═══ THE RECORDS
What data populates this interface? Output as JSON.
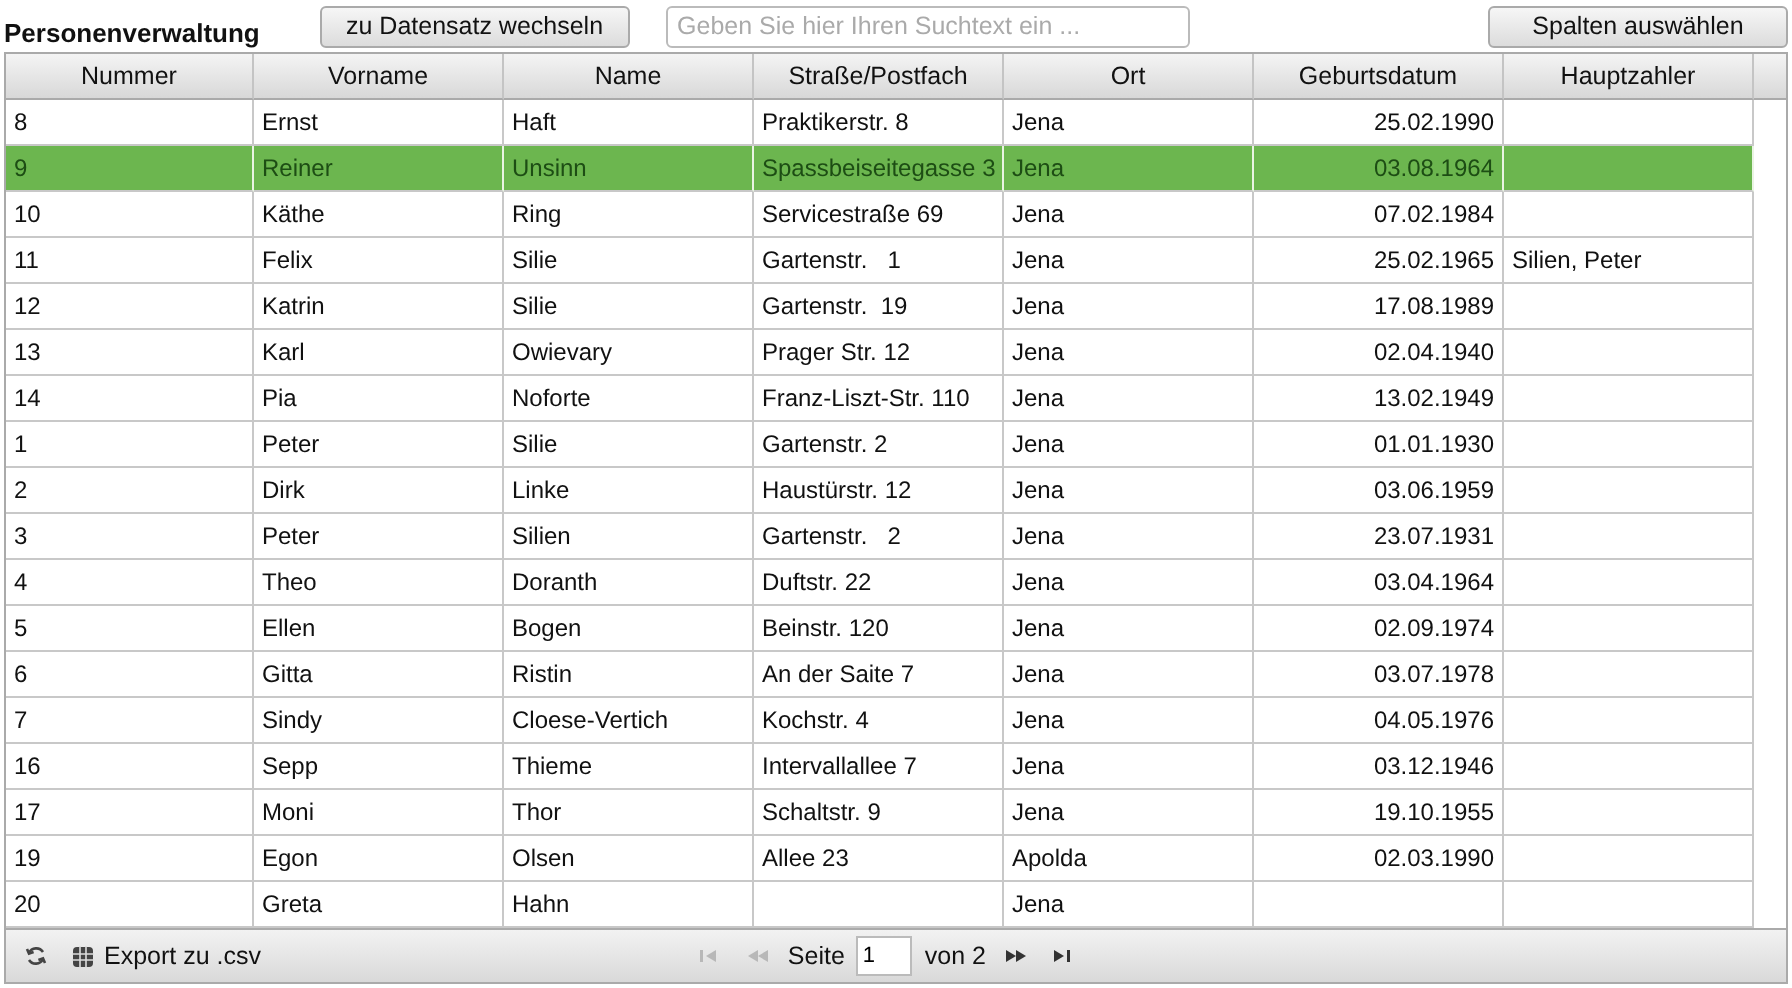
{
  "title": "Personenverwaltung",
  "goto_button": "zu Datensatz wechseln",
  "search": {
    "placeholder": "Geben Sie hier Ihren Suchtext ein ..."
  },
  "columns_button": "Spalten auswählen",
  "table": {
    "columns": [
      {
        "label": "Nummer",
        "kind": "text"
      },
      {
        "label": "Vorname",
        "kind": "text"
      },
      {
        "label": "Name",
        "kind": "text"
      },
      {
        "label": "Straße/Postfach",
        "kind": "text"
      },
      {
        "label": "Ort",
        "kind": "text"
      },
      {
        "label": "Geburtsdatum",
        "kind": "date"
      },
      {
        "label": "Hauptzahler",
        "kind": "text"
      }
    ],
    "rows": [
      {
        "selected": false,
        "cells": [
          "8",
          "Ernst",
          "Haft",
          "Praktikerstr. 8",
          "Jena",
          "25.02.1990",
          ""
        ]
      },
      {
        "selected": true,
        "cells": [
          "9",
          "Reiner",
          "Unsinn",
          "Spassbeiseitegasse 3",
          "Jena",
          "03.08.1964",
          ""
        ]
      },
      {
        "selected": false,
        "cells": [
          "10",
          "Käthe",
          "Ring",
          "Servicestraße 69",
          "Jena",
          "07.02.1984",
          ""
        ]
      },
      {
        "selected": false,
        "cells": [
          "11",
          "Felix",
          "Silie",
          "Gartenstr.   1",
          "Jena",
          "25.02.1965",
          "Silien, Peter"
        ]
      },
      {
        "selected": false,
        "cells": [
          "12",
          "Katrin",
          "Silie",
          "Gartenstr.  19",
          "Jena",
          "17.08.1989",
          ""
        ]
      },
      {
        "selected": false,
        "cells": [
          "13",
          "Karl",
          "Owievary",
          "Prager Str. 12",
          "Jena",
          "02.04.1940",
          ""
        ]
      },
      {
        "selected": false,
        "cells": [
          "14",
          "Pia",
          "Noforte",
          "Franz-Liszt-Str. 110",
          "Jena",
          "13.02.1949",
          ""
        ]
      },
      {
        "selected": false,
        "cells": [
          "1",
          "Peter",
          "Silie",
          "Gartenstr. 2",
          "Jena",
          "01.01.1930",
          ""
        ]
      },
      {
        "selected": false,
        "cells": [
          "2",
          "Dirk",
          "Linke",
          "Haustürstr. 12",
          "Jena",
          "03.06.1959",
          ""
        ]
      },
      {
        "selected": false,
        "cells": [
          "3",
          "Peter",
          "Silien",
          "Gartenstr.   2",
          "Jena",
          "23.07.1931",
          ""
        ]
      },
      {
        "selected": false,
        "cells": [
          "4",
          "Theo",
          "Doranth",
          "Duftstr. 22",
          "Jena",
          "03.04.1964",
          ""
        ]
      },
      {
        "selected": false,
        "cells": [
          "5",
          "Ellen",
          "Bogen",
          "Beinstr. 120",
          "Jena",
          "02.09.1974",
          ""
        ]
      },
      {
        "selected": false,
        "cells": [
          "6",
          "Gitta",
          "Ristin",
          "An der Saite 7",
          "Jena",
          "03.07.1978",
          ""
        ]
      },
      {
        "selected": false,
        "cells": [
          "7",
          "Sindy",
          "Cloese-Vertich",
          "Kochstr. 4",
          "Jena",
          "04.05.1976",
          ""
        ]
      },
      {
        "selected": false,
        "cells": [
          "16",
          "Sepp",
          "Thieme",
          "Intervallallee 7",
          "Jena",
          "03.12.1946",
          ""
        ]
      },
      {
        "selected": false,
        "cells": [
          "17",
          "Moni",
          "Thor",
          "Schaltstr. 9",
          "Jena",
          "19.10.1955",
          ""
        ]
      },
      {
        "selected": false,
        "cells": [
          "19",
          "Egon",
          "Olsen",
          "Allee 23",
          "Apolda",
          "02.03.1990",
          ""
        ]
      },
      {
        "selected": false,
        "cells": [
          "20",
          "Greta",
          "Hahn",
          "",
          "Jena",
          "",
          ""
        ]
      }
    ]
  },
  "footer": {
    "export": "Export zu .csv",
    "page_label": "Seite",
    "page": "1",
    "of_label": "von 2",
    "pager": [
      {
        "kind": "first",
        "disabled": true
      },
      {
        "kind": "prev",
        "disabled": true
      },
      {
        "kind": "next",
        "disabled": false
      },
      {
        "kind": "last",
        "disabled": false
      }
    ]
  }
}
══════
Repeat the records above exactly, leaving out the pictures.

* [REPLY]:
What data populates this interface? Output as JSON.
{
  "title": "Personenverwaltung",
  "goto_button": "zu Datensatz wechseln",
  "search": {
    "placeholder": "Geben Sie hier Ihren Suchtext ein ..."
  },
  "columns_button": "Spalten auswählen",
  "table": {
    "columns": [
      {
        "label": "Nummer",
        "kind": "text"
      },
      {
        "label": "Vorname",
        "kind": "text"
      },
      {
        "label": "Name",
        "kind": "text"
      },
      {
        "label": "Straße/Postfach",
        "kind": "text"
      },
      {
        "label": "Ort",
        "kind": "text"
      },
      {
        "label": "Geburtsdatum",
        "kind": "date"
      },
      {
        "label": "Hauptzahler",
        "kind": "text"
      }
    ],
    "rows": [
      {
        "selected": false,
        "cells": [
          "8",
          "Ernst",
          "Haft",
          "Praktikerstr. 8",
          "Jena",
          "25.02.1990",
          ""
        ]
      },
      {
        "selected": true,
        "cells": [
          "9",
          "Reiner",
          "Unsinn",
          "Spassbeiseitegasse 3",
          "Jena",
          "03.08.1964",
          ""
        ]
      },
      {
        "selected": false,
        "cells": [
          "10",
          "Käthe",
          "Ring",
          "Servicestraße 69",
          "Jena",
          "07.02.1984",
          ""
        ]
      },
      {
        "selected": false,
        "cells": [
          "11",
          "Felix",
          "Silie",
          "Gartenstr.   1",
          "Jena",
          "25.02.1965",
          "Silien, Peter"
        ]
      },
      {
        "selected": false,
        "cells": [
          "12",
          "Katrin",
          "Silie",
          "Gartenstr.  19",
          "Jena",
          "17.08.1989",
          ""
        ]
      },
      {
        "selected": false,
        "cells": [
          "13",
          "Karl",
          "Owievary",
          "Prager Str. 12",
          "Jena",
          "02.04.1940",
          ""
        ]
      },
      {
        "selected": false,
        "cells": [
          "14",
          "Pia",
          "Noforte",
          "Franz-Liszt-Str. 110",
          "Jena",
          "13.02.1949",
          ""
        ]
      },
      {
        "selected": false,
        "cells": [
          "1",
          "Peter",
          "Silie",
          "Gartenstr. 2",
          "Jena",
          "01.01.1930",
          ""
        ]
      },
      {
        "selected": false,
        "cells": [
          "2",
          "Dirk",
          "Linke",
          "Haustürstr. 12",
          "Jena",
          "03.06.1959",
          ""
        ]
      },
      {
        "selected": false,
        "cells": [
          "3",
          "Peter",
          "Silien",
          "Gartenstr.   2",
          "Jena",
          "23.07.1931",
          ""
        ]
      },
      {
        "selected": false,
        "cells": [
          "4",
          "Theo",
          "Doranth",
          "Duftstr. 22",
          "Jena",
          "03.04.1964",
          ""
        ]
      },
      {
        "selected": false,
        "cells": [
          "5",
          "Ellen",
          "Bogen",
          "Beinstr. 120",
          "Jena",
          "02.09.1974",
          ""
        ]
      },
      {
        "selected": false,
        "cells": [
          "6",
          "Gitta",
          "Ristin",
          "An der Saite 7",
          "Jena",
          "03.07.1978",
          ""
        ]
      },
      {
        "selected": false,
        "cells": [
          "7",
          "Sindy",
          "Cloese-Vertich",
          "Kochstr. 4",
          "Jena",
          "04.05.1976",
          ""
        ]
      },
      {
        "selected": false,
        "cells": [
          "16",
          "Sepp",
          "Thieme",
          "Intervallallee 7",
          "Jena",
          "03.12.1946",
          ""
        ]
      },
      {
        "selected": false,
        "cells": [
          "17",
          "Moni",
          "Thor",
          "Schaltstr. 9",
          "Jena",
          "19.10.1955",
          ""
        ]
      },
      {
        "selected": false,
        "cells": [
          "19",
          "Egon",
          "Olsen",
          "Allee 23",
          "Apolda",
          "02.03.1990",
          ""
        ]
      },
      {
        "selected": false,
        "cells": [
          "20",
          "Greta",
          "Hahn",
          "",
          "Jena",
          "",
          ""
        ]
      }
    ]
  },
  "footer": {
    "export": "Export zu .csv",
    "page_label": "Seite",
    "page": "1",
    "of_label": "von 2",
    "pager": [
      {
        "kind": "first",
        "disabled": true
      },
      {
        "kind": "prev",
        "disabled": true
      },
      {
        "kind": "next",
        "disabled": false
      },
      {
        "kind": "last",
        "disabled": false
      }
    ]
  }
}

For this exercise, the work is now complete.